▶ [Written request]: Transcribe the full listing exactly, and drop every picture.

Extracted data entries
+ + + + + + +
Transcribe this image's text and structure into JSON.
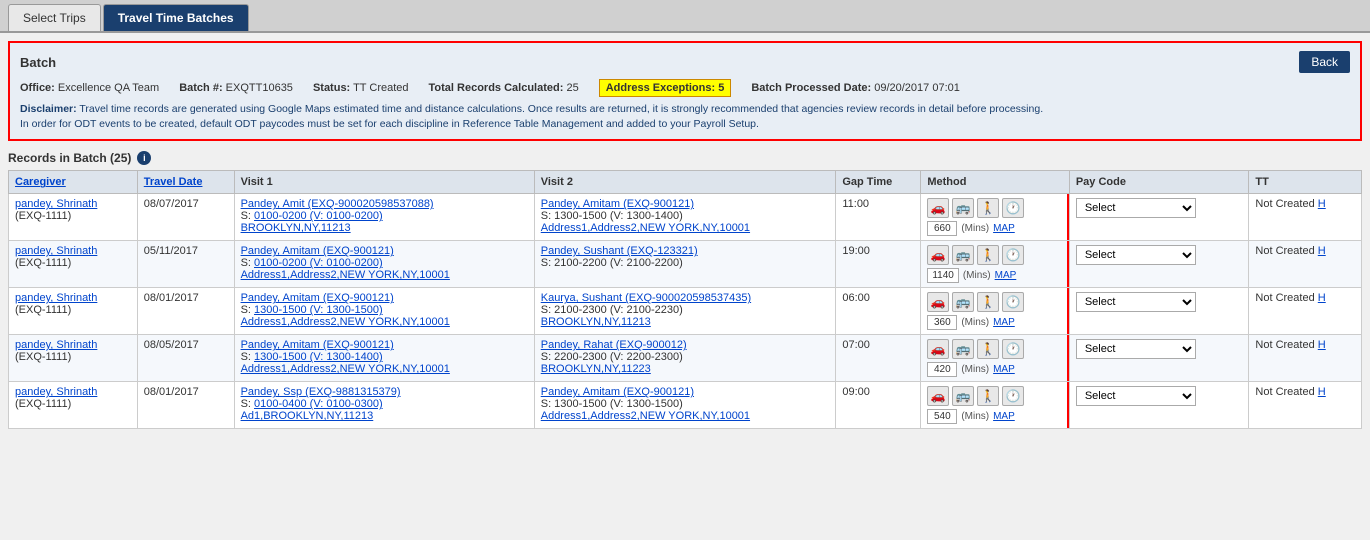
{
  "tabs": [
    {
      "label": "Select Trips",
      "active": false
    },
    {
      "label": "Travel Time Batches",
      "active": true
    }
  ],
  "batch": {
    "title": "Batch",
    "back_label": "Back",
    "office_label": "Office:",
    "office_value": "Excellence QA Team",
    "batch_num_label": "Batch #:",
    "batch_num_value": "EXQTT10635",
    "status_label": "Status:",
    "status_value": "TT Created",
    "total_records_label": "Total Records Calculated:",
    "total_records_value": "25",
    "address_exceptions_label": "Address Exceptions:",
    "address_exceptions_value": "5",
    "batch_processed_label": "Batch Processed Date:",
    "batch_processed_value": "09/20/2017 07:01",
    "disclaimer_bold": "Disclaimer:",
    "disclaimer_text": " Travel time records are generated using Google Maps estimated time and distance calculations. Once results are returned, it is strongly recommended that agencies review records in detail before processing.",
    "disclaimer_line2": "In order for ODT events to be created, default ODT paycodes must be set for each discipline in Reference Table Management and added to your Payroll Setup."
  },
  "records": {
    "header": "Records in Batch (25)",
    "info_icon": "i",
    "columns": [
      "Caregiver",
      "Travel Date",
      "Visit 1",
      "Visit 2",
      "Gap Time",
      "Method",
      "Pay Code",
      "TT"
    ],
    "rows": [
      {
        "caregiver": "pandey, Shrinath",
        "caregiver_id": "(EXQ-1111)",
        "travel_date": "08/07/2017",
        "visit1_name": "Pandey, Amit (EXQ-900020598537088)",
        "visit1_s": "S: 0100-0200 (V: 0100-0200)",
        "visit1_addr": "BROOKLYN,NY,11213",
        "visit2_name": "Pandey, Amitam (EXQ-900121)",
        "visit2_s": "S: 1300-1500 (V: 1300-1400)",
        "visit2_addr": "Address1,Address2,NEW YORK,NY,10001",
        "gap_time": "11:00",
        "mins": "660",
        "pay_code": "Select",
        "tt": "Not Created",
        "h": "H"
      },
      {
        "caregiver": "pandey, Shrinath",
        "caregiver_id": "(EXQ-1111)",
        "travel_date": "05/11/2017",
        "visit1_name": "Pandey, Amitam (EXQ-900121)",
        "visit1_s": "S: 0100-0200 (V: 0100-0200)",
        "visit1_addr": "Address1,Address2,NEW YORK,NY,10001",
        "visit2_name": "Pandey, Sushant (EXQ-123321)",
        "visit2_s": "S: 2100-2200 (V: 2100-2200)",
        "visit2_addr": "",
        "gap_time": "19:00",
        "mins": "1140",
        "pay_code": "Select",
        "tt": "Not Created",
        "h": "H"
      },
      {
        "caregiver": "pandey, Shrinath",
        "caregiver_id": "(EXQ-1111)",
        "travel_date": "08/01/2017",
        "visit1_name": "Pandey, Amitam (EXQ-900121)",
        "visit1_s": "S: 1300-1500 (V: 1300-1500)",
        "visit1_addr": "Address1,Address2,NEW YORK,NY,10001",
        "visit2_name": "Kaurya, Sushant (EXQ-900020598537435)",
        "visit2_s": "S: 2100-2300 (V: 2100-2230)",
        "visit2_addr": "BROOKLYN,NY,11213",
        "gap_time": "06:00",
        "mins": "360",
        "pay_code": "Select",
        "tt": "Not Created",
        "h": "H"
      },
      {
        "caregiver": "pandey, Shrinath",
        "caregiver_id": "(EXQ-1111)",
        "travel_date": "08/05/2017",
        "visit1_name": "Pandey, Amitam (EXQ-900121)",
        "visit1_s": "S: 1300-1500 (V: 1300-1400)",
        "visit1_addr": "Address1,Address2,NEW YORK,NY,10001",
        "visit2_name": "Pandey, Rahat (EXQ-900012)",
        "visit2_s": "S: 2200-2300 (V: 2200-2300)",
        "visit2_addr": "BROOKLYN,NY,11223",
        "gap_time": "07:00",
        "mins": "420",
        "pay_code": "Select",
        "tt": "Not Created",
        "h": "H"
      },
      {
        "caregiver": "pandey, Shrinath",
        "caregiver_id": "(EXQ-1111)",
        "travel_date": "08/01/2017",
        "visit1_name": "Pandey, Ssp (EXQ-9881315379)",
        "visit1_s": "S: 0100-0400 (V: 0100-0300)",
        "visit1_addr": "Ad1,BROOKLYN,NY,11213",
        "visit2_name": "Pandey, Amitam (EXQ-900121)",
        "visit2_s": "S: 1300-1500 (V: 1300-1500)",
        "visit2_addr": "Address1,Address2,NEW YORK,NY,10001",
        "gap_time": "09:00",
        "mins": "540",
        "pay_code": "Select",
        "tt": "Not Created",
        "h": "H"
      }
    ]
  }
}
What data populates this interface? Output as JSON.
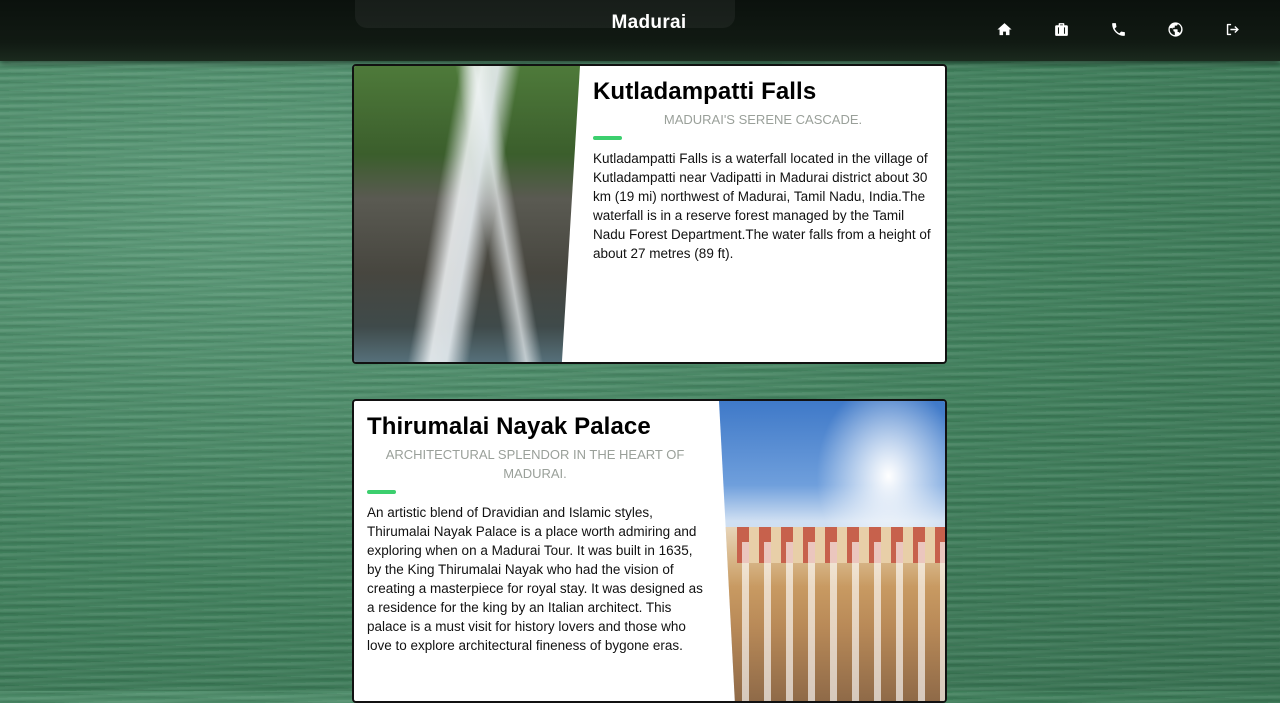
+ + + + + + +
▶ [Output for this exercise]:
Transcribe this image's text and structure into JSON.
{
  "tabs": [
    {
      "label": "Select Trips",
      "active": false
    },
    {
      "label": "Travel Time Batches",
      "active": true
    }
  ],
  "batch": {
    "title": "Batch",
    "back_label": "Back",
    "office_label": "Office:",
    "office_value": "Excellence QA Team",
    "batch_num_label": "Batch #:",
    "batch_num_value": "EXQTT10635",
    "status_label": "Status:",
    "status_value": "TT Created",
    "total_records_label": "Total Records Calculated:",
    "total_records_value": "25",
    "address_exceptions_label": "Address Exceptions:",
    "address_exceptions_value": "5",
    "batch_processed_label": "Batch Processed Date:",
    "batch_processed_value": "09/20/2017 07:01",
    "disclaimer_bold": "Disclaimer:",
    "disclaimer_text": " Travel time records are generated using Google Maps estimated time and distance calculations. Once results are returned, it is strongly recommended that agencies review records in detail before processing.",
    "disclaimer_line2": "In order for ODT events to be created, default ODT paycodes must be set for each discipline in Reference Table Management and added to your Payroll Setup."
  },
  "records": {
    "header": "Records in Batch (25)",
    "info_icon": "i",
    "columns": [
      "Caregiver",
      "Travel Date",
      "Visit 1",
      "Visit 2",
      "Gap Time",
      "Method",
      "Pay Code",
      "TT"
    ],
    "rows": [
      {
        "caregiver": "pandey, Shrinath",
        "caregiver_id": "(EXQ-1111)",
        "travel_date": "08/07/2017",
        "visit1_name": "Pandey, Amit (EXQ-900020598537088)",
        "visit1_s": "S: 0100-0200 (V: 0100-0200)",
        "visit1_addr": "BROOKLYN,NY,11213",
        "visit2_name": "Pandey, Amitam (EXQ-900121)",
        "visit2_s": "S: 1300-1500 (V: 1300-1400)",
        "visit2_addr": "Address1,Address2,NEW YORK,NY,10001",
        "gap_time": "11:00",
        "mins": "660",
        "pay_code": "Select",
        "tt": "Not Created",
        "h": "H"
      },
      {
        "caregiver": "pandey, Shrinath",
        "caregiver_id": "(EXQ-1111)",
        "travel_date": "05/11/2017",
        "visit1_name": "Pandey, Amitam (EXQ-900121)",
        "visit1_s": "S: 0100-0200 (V: 0100-0200)",
        "visit1_addr": "Address1,Address2,NEW YORK,NY,10001",
        "visit2_name": "Pandey, Sushant (EXQ-123321)",
        "visit2_s": "S: 2100-2200 (V: 2100-2200)",
        "visit2_addr": "",
        "gap_time": "19:00",
        "mins": "1140",
        "pay_code": "Select",
        "tt": "Not Created",
        "h": "H"
      },
      {
        "caregiver": "pandey, Shrinath",
        "caregiver_id": "(EXQ-1111)",
        "travel_date": "08/01/2017",
        "visit1_name": "Pandey, Amitam (EXQ-900121)",
        "visit1_s": "S: 1300-1500 (V: 1300-1500)",
        "visit1_addr": "Address1,Address2,NEW YORK,NY,10001",
        "visit2_name": "Kaurya, Sushant (EXQ-900020598537435)",
        "visit2_s": "S: 2100-2300 (V: 2100-2230)",
        "visit2_addr": "BROOKLYN,NY,11213",
        "gap_time": "06:00",
        "mins": "360",
        "pay_code": "Select",
        "tt": "Not Created",
        "h": "H"
      },
      {
        "caregiver": "pandey, Shrinath",
        "caregiver_id": "(EXQ-1111)",
        "travel_date": "08/05/2017",
        "visit1_name": "Pandey, Amitam (EXQ-900121)",
        "visit1_s": "S: 1300-1500 (V: 1300-1400)",
        "visit1_addr": "Address1,Address2,NEW YORK,NY,10001",
        "visit2_name": "Pandey, Rahat (EXQ-900012)",
        "visit2_s": "S: 2200-2300 (V: 2200-2300)",
        "visit2_addr": "BROOKLYN,NY,11223",
        "gap_time": "07:00",
        "mins": "420",
        "pay_code": "Select",
        "tt": "Not Created",
        "h": "H"
      },
      {
        "caregiver": "pandey, Shrinath",
        "caregiver_id": "(EXQ-1111)",
        "travel_date": "08/01/2017",
        "visit1_name": "Pandey, Ssp (EXQ-9881315379)",
        "visit1_s": "S: 0100-0400 (V: 0100-0300)",
        "visit1_addr": "Ad1,BROOKLYN,NY,11213",
        "visit2_name": "Pandey, Amitam (EXQ-900121)",
        "visit2_s": "S: 1300-1500 (V: 1300-1500)",
        "visit2_addr": "Address1,Address2,NEW YORK,NY,10001",
        "gap_time": "09:00",
        "mins": "540",
        "pay_code": "Select",
        "tt": "Not Created",
        "h": "H"
      }
    ]
  }
}
What data populates this interface? Output as JSON.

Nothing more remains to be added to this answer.